Document section:
■ ■ ■ ■ ■

# Pointwise
* predict the relevance scores

# Import

In [1]:
from collections import Counter
import numpy as np  
import pandas as pd 
from sklearn.model_selection import train_test_split
import matplotlib.pyplot as plt 
from sklearn.preprocessing import scale 
from sklearn import preprocessing
from sklearn.preprocessing import StandardScaler 
from sklearn.metrics import r2_score, mean_absolute_error, mean_squared_error

# models
from sklearn.metrics import mean_squared_error
from sklearn.linear_model import LogisticRegression
from sklearn.ensemble import RandomForestClassifier
from sklearn.tree import DecisionTreeClassifier
from sklearn.neighbors import KNeighborsClassifier
from sklearn import svm
from sklearn.naive_bayes import GaussianNB
from lightgbm import LGBMRanker

In [2]:
RANDOM_STATE = 24

In [3]:
# 導入資料
res_df = pd.read_pickle ('/home/adam/Steph_C/my_thesis/data/ORI_by_postal_code.pkl').reset_index(drop=True)
train_df = pd.read_pickle('/home/adam/Steph_C/my_thesis/data/Train_by_postoal_code_without_review_pointwise_v1_1.pkl')
test_df = pd.read_pickle('/home/adam/Steph_C/my_thesis/data/Test_by_postoal_code_without_review_pointwise_v1_1.pkl')

In [4]:
# shuffle
train_df = train_df.sample(frac=1 , random_state = RANDOM_STATE).reset_index(drop=True)
test_df = test_df.sample(frac=1 , random_state = RANDOM_STATE).reset_index(drop=True)

In [5]:
len(Counter(train_df.name))

565

In [6]:
train_df.shape

(4650, 11)

In [7]:
test_df.shape

(3900, 11)

In [8]:
res_df = res_df.drop_duplicates(subset=['name','postal_code']).reset_index(drop=True)

In [9]:
# create a branch cnt dictionary

branch_dict = {}

for i in Counter(res_df.name):
    tmp = res_df[res_df.name ==i]
    cnt = len(tmp)
    if cnt not in branch_dict:
        branch_dict[cnt]=[]
    else:
        branch_dict[cnt].append(i)
    

# Models

In [10]:
def _precision(predictions , actuals, k = None):
    
    """
    Calculate the precision at k
    
    Returns: a list of precisions
    """
    
    precisions =[]

    for i in range(len(predictions)):
        
        prediction = predictions[i]

        if  k != None:
            prediction =  predictions[i][:k]
        
        score = 0
        for j in prediction:
            if j in actuals[i]:
                score+=1
        if len(prediction) != 0:
            precisions.append(score/len(prediction))
        else:
            precisions.append(0)
    return precisions
    

def _recall(predictions , actuals, k = None):
    
    """
    Calculate the precision at k
    
    Returns: a list of recalls
    """

■ ■ ■ ■ ■

Recorded data:

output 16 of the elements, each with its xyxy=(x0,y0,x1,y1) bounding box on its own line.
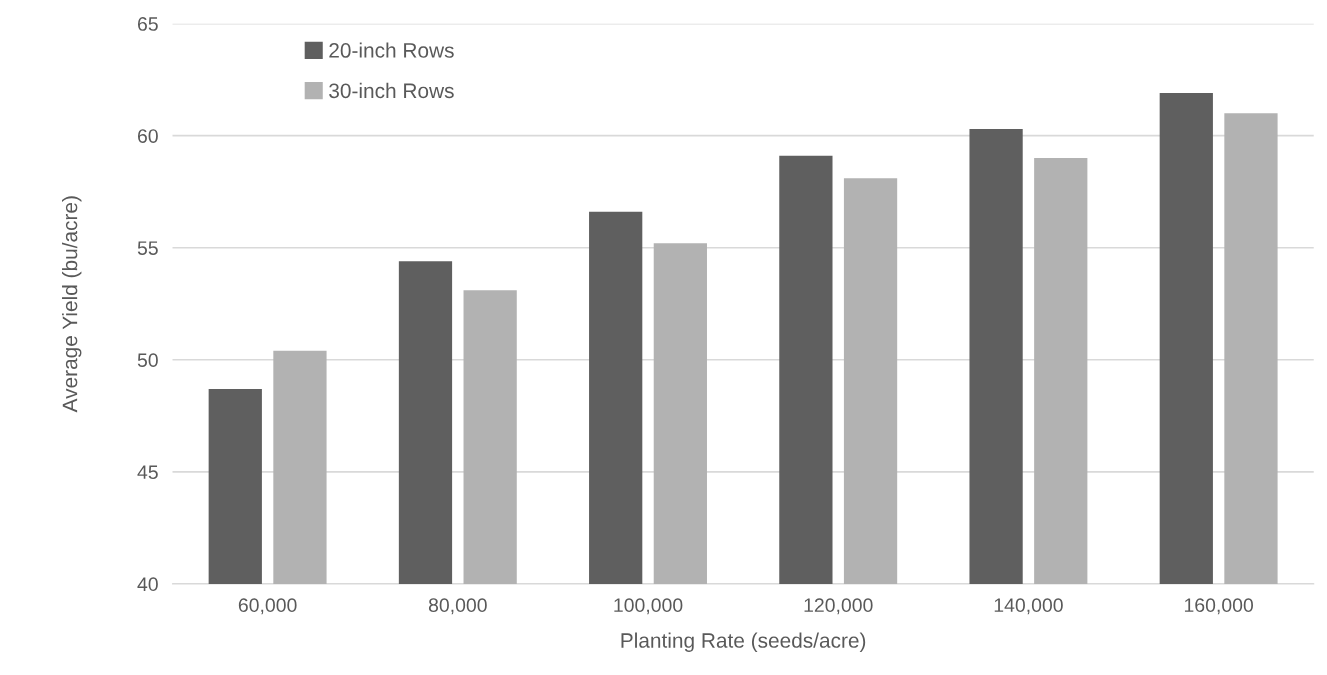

■ ■ ■ ■ ■

In the pointwise ranking code, what shape is reported for the training data frame?

(4650, 11)